## BRIEF:
Give the number of lines in the listing that hold the word "laboratory". Write nothing but that number.

[Saved data entries]
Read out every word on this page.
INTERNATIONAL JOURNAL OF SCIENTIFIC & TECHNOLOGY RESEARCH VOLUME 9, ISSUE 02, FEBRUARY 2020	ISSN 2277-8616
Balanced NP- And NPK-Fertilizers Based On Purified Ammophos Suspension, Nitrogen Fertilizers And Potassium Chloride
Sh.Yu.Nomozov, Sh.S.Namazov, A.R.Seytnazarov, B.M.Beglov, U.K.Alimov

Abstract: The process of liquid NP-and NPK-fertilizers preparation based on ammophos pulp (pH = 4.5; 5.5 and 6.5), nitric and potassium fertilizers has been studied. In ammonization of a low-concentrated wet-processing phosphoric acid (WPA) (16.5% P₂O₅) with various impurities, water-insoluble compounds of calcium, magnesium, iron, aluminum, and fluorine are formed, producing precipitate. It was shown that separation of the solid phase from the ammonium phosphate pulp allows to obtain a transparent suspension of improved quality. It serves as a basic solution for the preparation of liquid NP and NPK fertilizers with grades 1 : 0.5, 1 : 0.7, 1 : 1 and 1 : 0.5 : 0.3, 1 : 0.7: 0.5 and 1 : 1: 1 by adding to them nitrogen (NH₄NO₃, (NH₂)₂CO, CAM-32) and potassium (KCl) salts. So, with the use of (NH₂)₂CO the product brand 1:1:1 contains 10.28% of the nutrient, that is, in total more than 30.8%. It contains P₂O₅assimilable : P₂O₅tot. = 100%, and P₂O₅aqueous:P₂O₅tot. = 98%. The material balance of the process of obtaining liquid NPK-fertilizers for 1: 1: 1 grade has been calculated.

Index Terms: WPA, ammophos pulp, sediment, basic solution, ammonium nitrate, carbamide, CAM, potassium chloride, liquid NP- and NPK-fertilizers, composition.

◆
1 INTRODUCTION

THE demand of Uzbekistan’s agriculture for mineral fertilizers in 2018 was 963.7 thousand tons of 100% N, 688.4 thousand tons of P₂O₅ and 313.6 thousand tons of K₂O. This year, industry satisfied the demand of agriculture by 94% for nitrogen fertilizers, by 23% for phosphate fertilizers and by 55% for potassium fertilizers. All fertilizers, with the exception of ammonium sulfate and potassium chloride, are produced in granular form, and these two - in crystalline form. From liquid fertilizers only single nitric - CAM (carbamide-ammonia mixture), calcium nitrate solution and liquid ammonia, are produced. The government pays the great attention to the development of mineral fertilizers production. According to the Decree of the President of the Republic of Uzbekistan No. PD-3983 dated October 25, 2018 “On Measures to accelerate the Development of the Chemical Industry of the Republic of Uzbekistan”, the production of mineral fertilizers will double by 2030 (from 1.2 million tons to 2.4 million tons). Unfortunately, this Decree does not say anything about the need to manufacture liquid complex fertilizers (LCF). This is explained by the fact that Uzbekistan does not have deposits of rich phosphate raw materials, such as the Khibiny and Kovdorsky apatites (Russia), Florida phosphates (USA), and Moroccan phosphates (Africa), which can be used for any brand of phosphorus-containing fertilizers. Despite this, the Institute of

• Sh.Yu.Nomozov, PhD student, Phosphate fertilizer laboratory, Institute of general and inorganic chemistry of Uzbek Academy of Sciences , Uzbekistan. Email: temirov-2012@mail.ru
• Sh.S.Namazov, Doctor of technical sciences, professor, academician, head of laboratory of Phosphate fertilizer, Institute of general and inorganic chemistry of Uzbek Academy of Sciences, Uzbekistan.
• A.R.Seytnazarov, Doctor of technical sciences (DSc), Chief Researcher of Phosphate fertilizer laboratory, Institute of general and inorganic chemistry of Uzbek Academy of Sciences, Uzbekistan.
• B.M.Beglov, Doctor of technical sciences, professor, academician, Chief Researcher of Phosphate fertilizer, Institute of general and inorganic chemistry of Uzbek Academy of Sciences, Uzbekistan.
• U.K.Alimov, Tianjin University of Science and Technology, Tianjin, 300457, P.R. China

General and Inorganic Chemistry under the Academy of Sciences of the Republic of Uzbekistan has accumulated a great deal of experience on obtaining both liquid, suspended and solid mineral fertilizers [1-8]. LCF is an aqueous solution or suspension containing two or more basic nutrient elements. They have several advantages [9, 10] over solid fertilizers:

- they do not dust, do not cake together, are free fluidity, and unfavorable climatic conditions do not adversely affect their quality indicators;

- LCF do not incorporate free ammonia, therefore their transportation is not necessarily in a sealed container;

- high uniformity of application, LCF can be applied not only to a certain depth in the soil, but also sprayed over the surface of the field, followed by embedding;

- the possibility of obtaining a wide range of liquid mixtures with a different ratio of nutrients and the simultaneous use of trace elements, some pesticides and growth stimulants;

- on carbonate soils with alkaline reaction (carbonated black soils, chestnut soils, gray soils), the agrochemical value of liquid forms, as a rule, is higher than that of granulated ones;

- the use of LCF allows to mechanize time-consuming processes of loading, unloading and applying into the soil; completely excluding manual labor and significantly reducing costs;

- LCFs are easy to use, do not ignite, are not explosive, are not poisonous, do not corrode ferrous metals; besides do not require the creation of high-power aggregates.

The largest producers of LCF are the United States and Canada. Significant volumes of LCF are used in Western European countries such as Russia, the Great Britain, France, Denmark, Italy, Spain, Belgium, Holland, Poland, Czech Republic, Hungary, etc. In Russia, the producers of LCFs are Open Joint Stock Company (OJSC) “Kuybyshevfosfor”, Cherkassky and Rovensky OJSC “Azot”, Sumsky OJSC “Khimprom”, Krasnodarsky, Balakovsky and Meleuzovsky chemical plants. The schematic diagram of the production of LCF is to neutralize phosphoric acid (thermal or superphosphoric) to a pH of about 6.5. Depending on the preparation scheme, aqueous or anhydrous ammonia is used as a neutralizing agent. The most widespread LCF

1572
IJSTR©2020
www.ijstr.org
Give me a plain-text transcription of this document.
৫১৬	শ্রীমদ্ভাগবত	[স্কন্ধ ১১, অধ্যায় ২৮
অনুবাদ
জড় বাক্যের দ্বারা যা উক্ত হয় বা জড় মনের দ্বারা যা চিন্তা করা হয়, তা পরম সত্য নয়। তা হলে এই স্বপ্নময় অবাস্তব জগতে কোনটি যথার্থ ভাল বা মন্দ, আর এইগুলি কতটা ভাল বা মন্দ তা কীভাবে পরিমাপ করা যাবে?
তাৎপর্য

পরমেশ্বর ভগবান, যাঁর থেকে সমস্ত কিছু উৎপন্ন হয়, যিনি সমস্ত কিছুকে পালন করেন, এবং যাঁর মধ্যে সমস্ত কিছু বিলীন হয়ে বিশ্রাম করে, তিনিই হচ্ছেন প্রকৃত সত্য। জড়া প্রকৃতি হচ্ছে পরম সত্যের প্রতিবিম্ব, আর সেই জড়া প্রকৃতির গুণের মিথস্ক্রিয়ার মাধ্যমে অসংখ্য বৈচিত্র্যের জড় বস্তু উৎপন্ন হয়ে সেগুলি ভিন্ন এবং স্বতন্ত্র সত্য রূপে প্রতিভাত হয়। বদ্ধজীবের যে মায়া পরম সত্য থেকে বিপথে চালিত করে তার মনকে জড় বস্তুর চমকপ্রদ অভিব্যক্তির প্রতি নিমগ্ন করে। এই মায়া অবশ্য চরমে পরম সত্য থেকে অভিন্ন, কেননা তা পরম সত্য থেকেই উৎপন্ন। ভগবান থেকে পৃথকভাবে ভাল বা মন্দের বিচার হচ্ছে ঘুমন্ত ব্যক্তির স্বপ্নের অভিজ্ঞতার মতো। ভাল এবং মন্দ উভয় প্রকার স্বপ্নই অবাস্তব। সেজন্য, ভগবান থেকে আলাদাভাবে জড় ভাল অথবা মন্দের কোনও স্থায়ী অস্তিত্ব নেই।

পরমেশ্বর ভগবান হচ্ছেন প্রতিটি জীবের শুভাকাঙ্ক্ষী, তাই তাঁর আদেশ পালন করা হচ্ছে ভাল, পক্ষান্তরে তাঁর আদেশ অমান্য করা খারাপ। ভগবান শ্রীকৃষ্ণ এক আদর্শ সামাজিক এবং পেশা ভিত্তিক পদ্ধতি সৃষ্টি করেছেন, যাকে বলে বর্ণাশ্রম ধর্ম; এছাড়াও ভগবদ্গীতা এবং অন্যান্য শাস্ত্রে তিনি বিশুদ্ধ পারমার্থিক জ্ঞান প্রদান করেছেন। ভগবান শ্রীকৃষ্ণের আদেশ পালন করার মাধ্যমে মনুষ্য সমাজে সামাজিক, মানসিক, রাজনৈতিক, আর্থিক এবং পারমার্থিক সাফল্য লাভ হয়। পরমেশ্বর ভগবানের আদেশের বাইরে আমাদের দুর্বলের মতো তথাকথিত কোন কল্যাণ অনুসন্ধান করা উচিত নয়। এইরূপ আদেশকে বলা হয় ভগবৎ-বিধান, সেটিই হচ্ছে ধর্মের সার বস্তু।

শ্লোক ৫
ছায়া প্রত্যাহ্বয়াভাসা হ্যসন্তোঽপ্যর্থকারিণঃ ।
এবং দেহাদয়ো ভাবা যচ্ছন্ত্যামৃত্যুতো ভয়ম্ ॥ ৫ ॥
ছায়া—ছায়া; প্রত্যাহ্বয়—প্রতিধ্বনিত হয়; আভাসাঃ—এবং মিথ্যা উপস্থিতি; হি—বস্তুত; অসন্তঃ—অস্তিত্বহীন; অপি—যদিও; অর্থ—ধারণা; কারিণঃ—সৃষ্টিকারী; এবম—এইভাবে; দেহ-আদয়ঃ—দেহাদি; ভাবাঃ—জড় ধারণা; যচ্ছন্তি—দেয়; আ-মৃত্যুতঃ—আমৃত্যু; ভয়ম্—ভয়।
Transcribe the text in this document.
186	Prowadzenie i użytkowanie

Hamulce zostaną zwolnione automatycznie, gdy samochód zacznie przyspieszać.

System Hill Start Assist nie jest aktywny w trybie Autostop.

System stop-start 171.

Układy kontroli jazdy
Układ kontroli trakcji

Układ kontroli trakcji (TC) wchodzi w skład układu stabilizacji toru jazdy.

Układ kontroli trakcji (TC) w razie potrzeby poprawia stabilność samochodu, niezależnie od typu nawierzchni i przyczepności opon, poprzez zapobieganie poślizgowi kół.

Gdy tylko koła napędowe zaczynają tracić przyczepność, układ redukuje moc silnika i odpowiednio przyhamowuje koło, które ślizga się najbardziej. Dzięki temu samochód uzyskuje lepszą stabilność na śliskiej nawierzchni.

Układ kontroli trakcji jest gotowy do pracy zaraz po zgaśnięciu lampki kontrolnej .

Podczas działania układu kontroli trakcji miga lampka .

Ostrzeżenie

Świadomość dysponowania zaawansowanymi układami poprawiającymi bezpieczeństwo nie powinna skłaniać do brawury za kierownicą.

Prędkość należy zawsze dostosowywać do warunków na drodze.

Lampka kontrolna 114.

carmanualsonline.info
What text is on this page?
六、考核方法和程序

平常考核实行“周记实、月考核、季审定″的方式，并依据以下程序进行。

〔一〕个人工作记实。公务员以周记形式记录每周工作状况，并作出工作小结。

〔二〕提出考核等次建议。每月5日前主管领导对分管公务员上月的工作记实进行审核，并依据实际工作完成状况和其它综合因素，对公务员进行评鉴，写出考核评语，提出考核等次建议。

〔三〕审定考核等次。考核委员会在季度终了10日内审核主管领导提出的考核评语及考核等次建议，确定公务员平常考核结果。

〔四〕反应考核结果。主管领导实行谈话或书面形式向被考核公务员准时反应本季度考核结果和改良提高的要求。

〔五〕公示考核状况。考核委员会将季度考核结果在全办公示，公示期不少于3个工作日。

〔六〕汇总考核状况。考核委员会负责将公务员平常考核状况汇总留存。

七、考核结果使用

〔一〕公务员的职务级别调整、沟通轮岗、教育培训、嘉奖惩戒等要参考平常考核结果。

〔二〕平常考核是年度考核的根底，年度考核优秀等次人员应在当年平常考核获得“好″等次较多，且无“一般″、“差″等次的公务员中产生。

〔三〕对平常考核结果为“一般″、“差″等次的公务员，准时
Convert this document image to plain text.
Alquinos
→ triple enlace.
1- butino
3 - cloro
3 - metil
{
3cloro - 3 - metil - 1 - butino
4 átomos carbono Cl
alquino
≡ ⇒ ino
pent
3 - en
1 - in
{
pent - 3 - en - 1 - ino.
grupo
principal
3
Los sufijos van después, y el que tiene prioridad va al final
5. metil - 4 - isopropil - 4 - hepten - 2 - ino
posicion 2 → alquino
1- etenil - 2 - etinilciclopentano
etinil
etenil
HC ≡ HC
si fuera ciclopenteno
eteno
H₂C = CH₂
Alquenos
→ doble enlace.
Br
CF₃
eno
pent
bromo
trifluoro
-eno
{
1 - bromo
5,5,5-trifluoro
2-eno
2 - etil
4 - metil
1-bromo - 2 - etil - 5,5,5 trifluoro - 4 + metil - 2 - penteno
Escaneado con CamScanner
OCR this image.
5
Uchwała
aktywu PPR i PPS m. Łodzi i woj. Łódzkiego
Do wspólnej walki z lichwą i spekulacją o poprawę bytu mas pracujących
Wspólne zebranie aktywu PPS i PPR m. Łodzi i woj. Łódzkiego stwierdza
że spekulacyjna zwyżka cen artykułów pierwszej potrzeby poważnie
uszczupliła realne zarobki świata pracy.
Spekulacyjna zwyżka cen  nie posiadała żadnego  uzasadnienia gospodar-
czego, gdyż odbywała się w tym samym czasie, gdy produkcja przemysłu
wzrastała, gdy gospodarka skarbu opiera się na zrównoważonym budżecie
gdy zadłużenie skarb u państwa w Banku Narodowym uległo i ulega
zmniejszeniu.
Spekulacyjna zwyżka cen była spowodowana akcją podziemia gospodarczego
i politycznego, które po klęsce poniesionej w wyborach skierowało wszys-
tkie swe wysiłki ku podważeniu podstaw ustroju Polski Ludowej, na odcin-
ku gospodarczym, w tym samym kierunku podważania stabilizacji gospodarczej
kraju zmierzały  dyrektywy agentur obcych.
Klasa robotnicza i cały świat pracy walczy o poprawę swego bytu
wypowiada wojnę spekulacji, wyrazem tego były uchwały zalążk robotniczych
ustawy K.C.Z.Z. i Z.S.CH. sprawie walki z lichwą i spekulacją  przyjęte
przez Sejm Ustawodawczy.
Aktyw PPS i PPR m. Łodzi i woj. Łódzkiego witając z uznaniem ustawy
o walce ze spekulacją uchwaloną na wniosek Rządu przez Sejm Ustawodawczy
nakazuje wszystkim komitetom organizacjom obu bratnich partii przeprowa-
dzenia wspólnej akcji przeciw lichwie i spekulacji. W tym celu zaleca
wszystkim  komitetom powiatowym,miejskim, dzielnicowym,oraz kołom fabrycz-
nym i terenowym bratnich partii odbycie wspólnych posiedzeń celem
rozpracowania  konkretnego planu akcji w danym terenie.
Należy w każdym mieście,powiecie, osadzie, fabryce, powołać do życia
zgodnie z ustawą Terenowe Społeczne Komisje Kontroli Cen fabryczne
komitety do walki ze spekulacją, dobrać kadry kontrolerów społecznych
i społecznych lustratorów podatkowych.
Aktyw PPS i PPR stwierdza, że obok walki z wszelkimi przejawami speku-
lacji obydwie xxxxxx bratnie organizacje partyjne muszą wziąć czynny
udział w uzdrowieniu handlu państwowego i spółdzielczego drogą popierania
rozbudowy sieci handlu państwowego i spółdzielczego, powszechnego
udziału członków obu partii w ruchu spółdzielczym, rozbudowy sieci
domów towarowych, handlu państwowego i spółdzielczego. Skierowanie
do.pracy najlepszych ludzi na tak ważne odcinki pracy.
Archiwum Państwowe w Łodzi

## EXERCISE ANSWER:
3